> _EXTRACTED INFORMATION_

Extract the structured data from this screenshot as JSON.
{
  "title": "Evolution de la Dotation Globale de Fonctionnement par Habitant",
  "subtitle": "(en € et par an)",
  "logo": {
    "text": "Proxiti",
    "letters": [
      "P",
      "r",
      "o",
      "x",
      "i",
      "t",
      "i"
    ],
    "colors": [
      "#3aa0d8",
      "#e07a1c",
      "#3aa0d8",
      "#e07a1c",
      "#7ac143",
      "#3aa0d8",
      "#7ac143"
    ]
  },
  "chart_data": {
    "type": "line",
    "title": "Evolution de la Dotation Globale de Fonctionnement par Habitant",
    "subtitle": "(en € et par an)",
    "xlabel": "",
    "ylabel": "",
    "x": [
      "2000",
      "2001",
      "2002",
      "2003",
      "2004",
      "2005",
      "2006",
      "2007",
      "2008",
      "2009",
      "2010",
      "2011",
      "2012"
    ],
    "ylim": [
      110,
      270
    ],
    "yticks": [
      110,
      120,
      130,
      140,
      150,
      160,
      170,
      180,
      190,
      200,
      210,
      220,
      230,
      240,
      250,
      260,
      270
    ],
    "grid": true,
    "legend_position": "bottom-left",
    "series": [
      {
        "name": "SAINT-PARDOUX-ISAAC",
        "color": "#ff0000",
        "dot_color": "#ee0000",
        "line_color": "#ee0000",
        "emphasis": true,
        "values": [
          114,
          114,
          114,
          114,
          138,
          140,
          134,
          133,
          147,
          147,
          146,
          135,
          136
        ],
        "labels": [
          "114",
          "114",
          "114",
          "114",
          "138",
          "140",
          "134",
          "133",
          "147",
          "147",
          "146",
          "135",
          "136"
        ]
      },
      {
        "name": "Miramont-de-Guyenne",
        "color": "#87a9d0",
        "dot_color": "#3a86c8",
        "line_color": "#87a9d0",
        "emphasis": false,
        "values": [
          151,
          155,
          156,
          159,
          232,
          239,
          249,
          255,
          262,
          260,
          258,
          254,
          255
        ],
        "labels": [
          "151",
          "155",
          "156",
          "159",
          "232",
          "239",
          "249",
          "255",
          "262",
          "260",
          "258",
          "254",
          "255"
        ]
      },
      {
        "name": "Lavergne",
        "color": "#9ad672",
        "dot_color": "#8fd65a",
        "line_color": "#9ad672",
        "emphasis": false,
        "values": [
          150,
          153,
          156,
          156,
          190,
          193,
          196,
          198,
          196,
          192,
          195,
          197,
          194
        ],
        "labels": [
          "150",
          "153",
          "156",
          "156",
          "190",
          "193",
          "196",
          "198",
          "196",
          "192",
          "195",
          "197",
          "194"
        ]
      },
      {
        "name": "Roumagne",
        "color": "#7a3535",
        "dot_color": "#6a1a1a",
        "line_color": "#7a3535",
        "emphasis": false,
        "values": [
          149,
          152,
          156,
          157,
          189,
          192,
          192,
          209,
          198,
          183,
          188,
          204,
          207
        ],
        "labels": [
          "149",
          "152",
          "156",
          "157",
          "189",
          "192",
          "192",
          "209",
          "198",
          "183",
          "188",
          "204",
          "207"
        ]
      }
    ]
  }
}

> _PROMPT_
Write out the records above again, keeping each one identical to the original.

> _ANSWER_
Extract the structured data from this screenshot as JSON.
{
  "title": "Evolution de la Dotation Globale de Fonctionnement par Habitant",
  "subtitle": "(en € et par an)",
  "logo": {
    "text": "Proxiti",
    "letters": [
      "P",
      "r",
      "o",
      "x",
      "i",
      "t",
      "i"
    ],
    "colors": [
      "#3aa0d8",
      "#e07a1c",
      "#3aa0d8",
      "#e07a1c",
      "#7ac143",
      "#3aa0d8",
      "#7ac143"
    ]
  },
  "chart_data": {
    "type": "line",
    "title": "Evolution de la Dotation Globale de Fonctionnement par Habitant",
    "subtitle": "(en € et par an)",
    "xlabel": "",
    "ylabel": "",
    "x": [
      "2000",
      "2001",
      "2002",
      "2003",
      "2004",
      "2005",
      "2006",
      "2007",
      "2008",
      "2009",
      "2010",
      "2011",
      "2012"
    ],
    "ylim": [
      110,
      270
    ],
    "yticks": [
      110,
      120,
      130,
      140,
      150,
      160,
      170,
      180,
      190,
      200,
      210,
      220,
      230,
      240,
      250,
      260,
      270
    ],
    "grid": true,
    "legend_position": "bottom-left",
    "series": [
      {
        "name": "SAINT-PARDOUX-ISAAC",
        "color": "#ff0000",
        "dot_color": "#ee0000",
        "line_color": "#ee0000",
        "emphasis": true,
        "values": [
          114,
          114,
          114,
          114,
          138,
          140,
          134,
          133,
          147,
          147,
          146,
          135,
          136
        ],
        "labels": [
          "114",
          "114",
          "114",
          "114",
          "138",
          "140",
          "134",
          "133",
          "147",
          "147",
          "146",
          "135",
          "136"
        ]
      },
      {
        "name": "Miramont-de-Guyenne",
        "color": "#87a9d0",
        "dot_color": "#3a86c8",
        "line_color": "#87a9d0",
        "emphasis": false,
        "values": [
          151,
          155,
          156,
          159,
          232,
          239,
          249,
          255,
          262,
          260,
          258,
          254,
          255
        ],
        "labels": [
          "151",
          "155",
          "156",
          "159",
          "232",
          "239",
          "249",
          "255",
          "262",
          "260",
          "258",
          "254",
          "255"
        ]
      },
      {
        "name": "Lavergne",
        "color": "#9ad672",
        "dot_color": "#8fd65a",
        "line_color": "#9ad672",
        "emphasis": false,
        "values": [
          150,
          153,
          156,
          156,
          190,
          193,
          196,
          198,
          196,
          192,
          195,
          197,
          194
        ],
        "labels": [
          "150",
          "153",
          "156",
          "156",
          "190",
          "193",
          "196",
          "198",
          "196",
          "192",
          "195",
          "197",
          "194"
        ]
      },
      {
        "name": "Roumagne",
        "color": "#7a3535",
        "dot_color": "#6a1a1a",
        "line_color": "#7a3535",
        "emphasis": false,
        "values": [
          149,
          152,
          156,
          157,
          189,
          192,
          192,
          209,
          198,
          183,
          188,
          204,
          207
        ],
        "labels": [
          "149",
          "152",
          "156",
          "157",
          "189",
          "192",
          "192",
          "209",
          "198",
          "183",
          "188",
          "204",
          "207"
        ]
      }
    ]
  }
}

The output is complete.